> TASK DETAILS
Every entry below should be printed exactly, without its images.

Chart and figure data
———

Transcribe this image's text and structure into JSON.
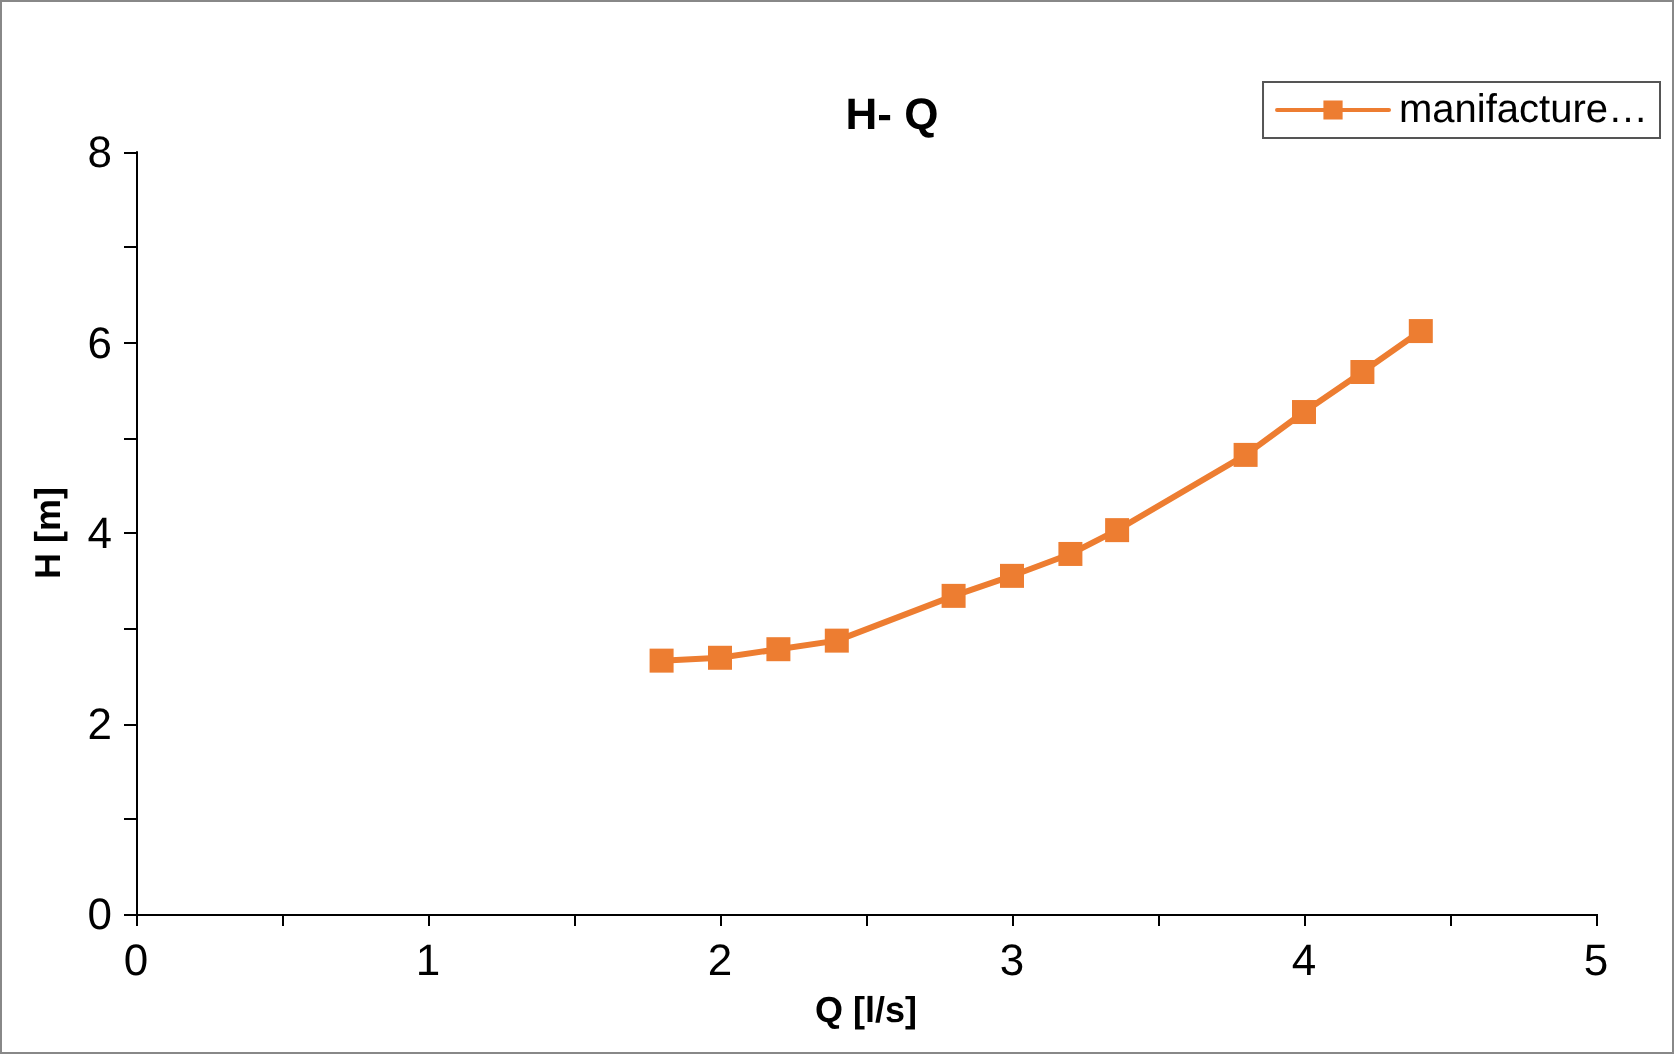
{
  "chart_data": {
    "type": "line",
    "title": "H- Q",
    "xlabel": "Q [l/s]",
    "ylabel": "H [m]",
    "x": [
      1.8,
      2.0,
      2.2,
      2.4,
      2.8,
      3.0,
      3.2,
      3.36,
      3.8,
      4.0,
      4.2,
      4.4
    ],
    "series": [
      {
        "name": "manifacture…",
        "color": "#ed7d31",
        "values": [
          2.66,
          2.69,
          2.78,
          2.87,
          3.34,
          3.55,
          3.78,
          4.03,
          4.82,
          5.27,
          5.69,
          6.12
        ]
      }
    ],
    "xlim": [
      0,
      5
    ],
    "xticks": [
      0,
      {
        "value": 0.5,
        "label": null
      },
      1,
      {
        "value": 1.5,
        "label": null
      },
      2,
      {
        "value": 2.5,
        "label": null
      },
      3,
      {
        "value": 3.5,
        "label": null
      },
      4,
      {
        "value": 4.5,
        "label": null
      },
      5
    ],
    "ylim": [
      0,
      8
    ],
    "yticks": [
      0,
      {
        "value": 1,
        "label": null
      },
      2,
      {
        "value": 3,
        "label": null
      },
      4,
      {
        "value": 5,
        "label": null
      },
      6,
      {
        "value": 7,
        "label": null
      },
      8
    ],
    "grid": false,
    "legend": "top right",
    "marker": "square",
    "line_style": "solid"
  }
}
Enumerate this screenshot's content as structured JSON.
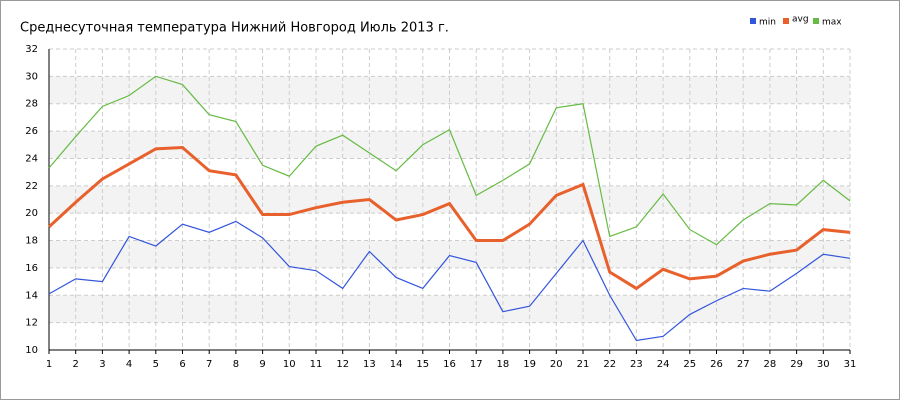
{
  "chart_data": {
    "type": "line",
    "title": "Среднесуточная температура Нижний Новгород  Июль 2013 г.",
    "categories": [
      "1",
      "2",
      "3",
      "4",
      "5",
      "6",
      "7",
      "8",
      "9",
      "10",
      "11",
      "12",
      "13",
      "14",
      "15",
      "16",
      "17",
      "18",
      "19",
      "20",
      "21",
      "22",
      "23",
      "24",
      "25",
      "26",
      "27",
      "28",
      "29",
      "30",
      "31"
    ],
    "series": [
      {
        "name": "min",
        "color": "#3355dd",
        "values": [
          14.1,
          15.2,
          15.0,
          18.3,
          17.6,
          19.2,
          18.6,
          19.4,
          18.2,
          16.1,
          15.8,
          14.5,
          17.2,
          15.3,
          14.5,
          16.9,
          16.4,
          12.8,
          13.2,
          15.6,
          18.0,
          14.0,
          10.7,
          11.0,
          12.6,
          13.6,
          14.5,
          14.3,
          15.6,
          17.0,
          16.7
        ]
      },
      {
        "name": "avg",
        "color": "#e8602c",
        "values": [
          19.0,
          20.8,
          22.5,
          23.6,
          24.7,
          24.8,
          23.1,
          22.8,
          19.9,
          19.9,
          20.4,
          20.8,
          21.0,
          19.5,
          19.9,
          20.7,
          18.0,
          18.0,
          19.2,
          21.3,
          22.1,
          15.7,
          14.5,
          15.9,
          15.2,
          15.4,
          16.5,
          17.0,
          17.3,
          18.8,
          18.6
        ]
      },
      {
        "name": "max",
        "color": "#66bb44",
        "values": [
          23.3,
          25.6,
          27.8,
          28.6,
          30.0,
          29.4,
          27.2,
          26.7,
          23.5,
          22.7,
          24.9,
          25.7,
          24.4,
          23.1,
          25.0,
          26.1,
          21.3,
          22.4,
          23.6,
          27.7,
          28.0,
          18.3,
          19.0,
          21.4,
          18.8,
          17.7,
          19.5,
          20.7,
          20.6,
          22.4,
          20.9
        ]
      }
    ],
    "ylim": [
      10,
      32
    ],
    "yticks": [
      10,
      12,
      14,
      16,
      18,
      20,
      22,
      24,
      26,
      28,
      30,
      32
    ],
    "grid": true
  }
}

———

> EXPECTED OUTPUT
Transcribe this image's text and structure into JSON.
{
  "chart_data": {
    "type": "line",
    "title": "H- Q",
    "xlabel": "Q [l/s]",
    "ylabel": "H [m]",
    "x": [
      1.8,
      2.0,
      2.2,
      2.4,
      2.8,
      3.0,
      3.2,
      3.36,
      3.8,
      4.0,
      4.2,
      4.4
    ],
    "series": [
      {
        "name": "manifacture…",
        "color": "#ed7d31",
        "values": [
          2.66,
          2.69,
          2.78,
          2.87,
          3.34,
          3.55,
          3.78,
          4.03,
          4.82,
          5.27,
          5.69,
          6.12
        ]
      }
    ],
    "xlim": [
      0,
      5
    ],
    "xticks": [
      0,
      {
        "value": 0.5,
        "label": null
      },
      1,
      {
        "value": 1.5,
        "label": null
      },
      2,
      {
        "value": 2.5,
        "label": null
      },
      3,
      {
        "value": 3.5,
        "label": null
      },
      4,
      {
        "value": 4.5,
        "label": null
      },
      5
    ],
    "ylim": [
      0,
      8
    ],
    "yticks": [
      0,
      {
        "value": 1,
        "label": null
      },
      2,
      {
        "value": 3,
        "label": null
      },
      4,
      {
        "value": 5,
        "label": null
      },
      6,
      {
        "value": 7,
        "label": null
      },
      8
    ],
    "grid": false,
    "legend": "top right",
    "marker": "square",
    "line_style": "solid"
  }
}
Enumerate this screenshot's content as structured JSON.
{
  "chart_data": {
    "type": "line",
    "title": "Среднесуточная температура Нижний Новгород  Июль 2013 г.",
    "categories": [
      "1",
      "2",
      "3",
      "4",
      "5",
      "6",
      "7",
      "8",
      "9",
      "10",
      "11",
      "12",
      "13",
      "14",
      "15",
      "16",
      "17",
      "18",
      "19",
      "20",
      "21",
      "22",
      "23",
      "24",
      "25",
      "26",
      "27",
      "28",
      "29",
      "30",
      "31"
    ],
    "series": [
      {
        "name": "min",
        "color": "#3355dd",
        "values": [
          14.1,
          15.2,
          15.0,
          18.3,
          17.6,
          19.2,
          18.6,
          19.4,
          18.2,
          16.1,
          15.8,
          14.5,
          17.2,
          15.3,
          14.5,
          16.9,
          16.4,
          12.8,
          13.2,
          15.6,
          18.0,
          14.0,
          10.7,
          11.0,
          12.6,
          13.6,
          14.5,
          14.3,
          15.6,
          17.0,
          16.7
        ]
      },
      {
        "name": "avg",
        "color": "#e8602c",
        "values": [
          19.0,
          20.8,
          22.5,
          23.6,
          24.7,
          24.8,
          23.1,
          22.8,
          19.9,
          19.9,
          20.4,
          20.8,
          21.0,
          19.5,
          19.9,
          20.7,
          18.0,
          18.0,
          19.2,
          21.3,
          22.1,
          15.7,
          14.5,
          15.9,
          15.2,
          15.4,
          16.5,
          17.0,
          17.3,
          18.8,
          18.6
        ]
      },
      {
        "name": "max",
        "color": "#66bb44",
        "values": [
          23.3,
          25.6,
          27.8,
          28.6,
          30.0,
          29.4,
          27.2,
          26.7,
          23.5,
          22.7,
          24.9,
          25.7,
          24.4,
          23.1,
          25.0,
          26.1,
          21.3,
          22.4,
          23.6,
          27.7,
          28.0,
          18.3,
          19.0,
          21.4,
          18.8,
          17.7,
          19.5,
          20.7,
          20.6,
          22.4,
          20.9
        ]
      }
    ],
    "ylim": [
      10,
      32
    ],
    "yticks": [
      10,
      12,
      14,
      16,
      18,
      20,
      22,
      24,
      26,
      28,
      30,
      32
    ],
    "grid": true
  }
}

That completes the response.